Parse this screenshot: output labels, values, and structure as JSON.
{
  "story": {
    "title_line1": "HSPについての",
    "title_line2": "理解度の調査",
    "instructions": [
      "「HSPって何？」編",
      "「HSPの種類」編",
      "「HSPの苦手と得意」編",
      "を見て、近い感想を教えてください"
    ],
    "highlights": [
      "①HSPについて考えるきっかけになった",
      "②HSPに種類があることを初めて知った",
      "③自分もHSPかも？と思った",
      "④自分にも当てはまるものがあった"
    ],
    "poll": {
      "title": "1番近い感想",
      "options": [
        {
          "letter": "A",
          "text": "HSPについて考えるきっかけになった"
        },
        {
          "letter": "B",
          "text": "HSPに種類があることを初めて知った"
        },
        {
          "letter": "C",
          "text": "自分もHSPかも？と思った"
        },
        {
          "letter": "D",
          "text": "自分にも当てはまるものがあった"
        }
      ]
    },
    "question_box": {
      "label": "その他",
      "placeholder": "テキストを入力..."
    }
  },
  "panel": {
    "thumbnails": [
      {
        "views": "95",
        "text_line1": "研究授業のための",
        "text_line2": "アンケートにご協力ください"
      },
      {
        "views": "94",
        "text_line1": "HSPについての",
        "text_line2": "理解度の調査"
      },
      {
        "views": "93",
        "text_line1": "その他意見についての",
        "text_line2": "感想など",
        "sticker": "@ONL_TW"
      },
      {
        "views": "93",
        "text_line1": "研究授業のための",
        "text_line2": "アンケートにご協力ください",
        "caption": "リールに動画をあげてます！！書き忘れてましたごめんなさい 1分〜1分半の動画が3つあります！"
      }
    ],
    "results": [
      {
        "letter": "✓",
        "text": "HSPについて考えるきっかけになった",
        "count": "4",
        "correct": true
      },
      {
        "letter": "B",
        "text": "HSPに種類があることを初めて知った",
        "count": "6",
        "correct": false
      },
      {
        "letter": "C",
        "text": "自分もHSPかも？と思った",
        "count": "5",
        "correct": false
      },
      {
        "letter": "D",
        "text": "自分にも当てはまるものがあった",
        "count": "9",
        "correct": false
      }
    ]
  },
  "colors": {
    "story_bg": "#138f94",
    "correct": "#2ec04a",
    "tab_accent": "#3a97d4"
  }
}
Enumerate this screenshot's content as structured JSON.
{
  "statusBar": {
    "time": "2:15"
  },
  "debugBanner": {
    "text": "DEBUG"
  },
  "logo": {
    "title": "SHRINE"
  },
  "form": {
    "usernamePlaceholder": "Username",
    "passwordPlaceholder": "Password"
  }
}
---------------
DIRECTIONS:
Quote each line of the data above exactly as written.

ANSWER FOR THE TASK:
Parse this screenshot: output labels, values, and structure as JSON.
{
  "story": {
    "title_line1": "HSPについての",
    "title_line2": "理解度の調査",
    "instructions": [
      "「HSPって何？」編",
      "「HSPの種類」編",
      "「HSPの苦手と得意」編",
      "を見て、近い感想を教えてください"
    ],
    "highlights": [
      "①HSPについて考えるきっかけになった",
      "②HSPに種類があることを初めて知った",
      "③自分もHSPかも？と思った",
      "④自分にも当てはまるものがあった"
    ],
    "poll": {
      "title": "1番近い感想",
      "options": [
        {
          "letter": "A",
          "text": "HSPについて考えるきっかけになった"
        },
        {
          "letter": "B",
          "text": "HSPに種類があることを初めて知った"
        },
        {
          "letter": "C",
          "text": "自分もHSPかも？と思った"
        },
        {
          "letter": "D",
          "text": "自分にも当てはまるものがあった"
        }
      ]
    },
    "question_box": {
      "label": "その他",
      "placeholder": "テキストを入力..."
    }
  },
  "panel": {
    "thumbnails": [
      {
        "views": "95",
        "text_line1": "研究授業のための",
        "text_line2": "アンケートにご協力ください"
      },
      {
        "views": "94",
        "text_line1": "HSPについての",
        "text_line2": "理解度の調査"
      },
      {
        "views": "93",
        "text_line1": "その他意見についての",
        "text_line2": "感想など",
        "sticker": "@ONL_TW"
      },
      {
        "views": "93",
        "text_line1": "研究授業のための",
        "text_line2": "アンケートにご協力ください",
        "caption": "リールに動画をあげてます！！書き忘れてましたごめんなさい 1分〜1分半の動画が3つあります！"
      }
    ],
    "results": [
      {
        "letter": "✓",
        "text": "HSPについて考えるきっかけになった",
        "count": "4",
        "correct": true
      },
      {
        "letter": "B",
        "text": "HSPに種類があることを初めて知った",
        "count": "6",
        "correct": false
      },
      {
        "letter": "C",
        "text": "自分もHSPかも？と思った",
        "count": "5",
        "correct": false
      },
      {
        "letter": "D",
        "text": "自分にも当てはまるものがあった",
        "count": "9",
        "correct": false
      }
    ]
  },
  "colors": {
    "story_bg": "#138f94",
    "correct": "#2ec04a",
    "tab_accent": "#3a97d4"
  }
}
Enumerate this screenshot's content as structured JSON.
{
  "statusBar": {
    "time": "2:15"
  },
  "debugBanner": {
    "text": "DEBUG"
  },
  "logo": {
    "title": "SHRINE"
  },
  "form": {
    "usernamePlaceholder": "Username",
    "passwordPlaceholder": "Password"
  }
}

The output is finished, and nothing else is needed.